Task objective:
Can you print every record below exactly as written?

[Dataset entries]
• • •

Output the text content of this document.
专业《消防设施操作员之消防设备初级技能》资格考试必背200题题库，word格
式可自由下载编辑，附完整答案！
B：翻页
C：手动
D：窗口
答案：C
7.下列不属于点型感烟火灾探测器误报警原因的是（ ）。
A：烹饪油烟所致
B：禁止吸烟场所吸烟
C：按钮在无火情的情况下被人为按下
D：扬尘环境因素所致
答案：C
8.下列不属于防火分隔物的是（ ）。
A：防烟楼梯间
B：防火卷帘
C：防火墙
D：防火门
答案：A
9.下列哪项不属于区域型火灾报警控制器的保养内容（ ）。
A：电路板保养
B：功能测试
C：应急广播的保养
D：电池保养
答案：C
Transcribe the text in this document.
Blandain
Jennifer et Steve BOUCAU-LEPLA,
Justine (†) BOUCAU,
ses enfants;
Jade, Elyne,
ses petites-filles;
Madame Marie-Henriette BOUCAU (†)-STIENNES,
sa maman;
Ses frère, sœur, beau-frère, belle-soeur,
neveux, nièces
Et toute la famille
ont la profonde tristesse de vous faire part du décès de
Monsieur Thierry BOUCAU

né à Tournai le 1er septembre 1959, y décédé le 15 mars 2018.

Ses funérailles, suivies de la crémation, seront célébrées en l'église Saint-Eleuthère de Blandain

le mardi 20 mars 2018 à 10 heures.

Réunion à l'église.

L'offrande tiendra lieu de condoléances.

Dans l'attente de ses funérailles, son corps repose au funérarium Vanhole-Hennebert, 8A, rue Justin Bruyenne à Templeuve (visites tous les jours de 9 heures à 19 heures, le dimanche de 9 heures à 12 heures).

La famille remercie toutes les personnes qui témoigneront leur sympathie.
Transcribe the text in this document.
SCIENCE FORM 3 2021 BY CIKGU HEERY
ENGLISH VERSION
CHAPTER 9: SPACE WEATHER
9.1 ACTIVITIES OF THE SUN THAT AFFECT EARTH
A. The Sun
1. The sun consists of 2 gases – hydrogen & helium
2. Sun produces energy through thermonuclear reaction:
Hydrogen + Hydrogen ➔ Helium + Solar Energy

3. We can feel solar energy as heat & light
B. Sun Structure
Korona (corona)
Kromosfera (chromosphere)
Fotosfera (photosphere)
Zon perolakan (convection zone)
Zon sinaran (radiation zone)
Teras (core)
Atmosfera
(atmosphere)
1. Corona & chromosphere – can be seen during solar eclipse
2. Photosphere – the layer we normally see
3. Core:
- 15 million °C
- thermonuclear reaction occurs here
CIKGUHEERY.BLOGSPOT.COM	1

• • •

In response:
Output the text content of this document.
专业《消防设施操作员之消防设备初级技能》资格考试必背200题题库，word格
式可自由下载编辑，附完整答案！
B：翻页
C：手动
D：窗口
答案：C
7.下列不属于点型感烟火灾探测器误报警原因的是（ ）。
A：烹饪油烟所致
B：禁止吸烟场所吸烟
C：按钮在无火情的情况下被人为按下
D：扬尘环境因素所致
答案：C
8.下列不属于防火分隔物的是（ ）。
A：防烟楼梯间
B：防火卷帘
C：防火墙
D：防火门
答案：A
9.下列哪项不属于区域型火灾报警控制器的保养内容（ ）。
A：电路板保养
B：功能测试
C：应急广播的保养
D：电池保养
答案：C
Transcribe the text in this document.
Blandain
Jennifer et Steve BOUCAU-LEPLA,
Justine (†) BOUCAU,
ses enfants;
Jade, Elyne,
ses petites-filles;
Madame Marie-Henriette BOUCAU (†)-STIENNES,
sa maman;
Ses frère, sœur, beau-frère, belle-soeur,
neveux, nièces
Et toute la famille
ont la profonde tristesse de vous faire part du décès de
Monsieur Thierry BOUCAU

né à Tournai le 1er septembre 1959, y décédé le 15 mars 2018.

Ses funérailles, suivies de la crémation, seront célébrées en l'église Saint-Eleuthère de Blandain

le mardi 20 mars 2018 à 10 heures.

Réunion à l'église.

L'offrande tiendra lieu de condoléances.

Dans l'attente de ses funérailles, son corps repose au funérarium Vanhole-Hennebert, 8A, rue Justin Bruyenne à Templeuve (visites tous les jours de 9 heures à 19 heures, le dimanche de 9 heures à 12 heures).

La famille remercie toutes les personnes qui témoigneront leur sympathie.
Transcribe the text in this document.
SCIENCE FORM 3 2021 BY CIKGU HEERY
ENGLISH VERSION
CHAPTER 9: SPACE WEATHER
9.1 ACTIVITIES OF THE SUN THAT AFFECT EARTH
A. The Sun
1. The sun consists of 2 gases – hydrogen & helium
2. Sun produces energy through thermonuclear reaction:
Hydrogen + Hydrogen ➔ Helium + Solar Energy

3. We can feel solar energy as heat & light
B. Sun Structure
Korona (corona)
Kromosfera (chromosphere)
Fotosfera (photosphere)
Zon perolakan (convection zone)
Zon sinaran (radiation zone)
Teras (core)
Atmosfera
(atmosphere)
1. Corona & chromosphere – can be seen during solar eclipse
2. Photosphere – the layer we normally see
3. Core:
- 15 million °C
- thermonuclear reaction occurs here
CIKGUHEERY.BLOGSPOT.COM	1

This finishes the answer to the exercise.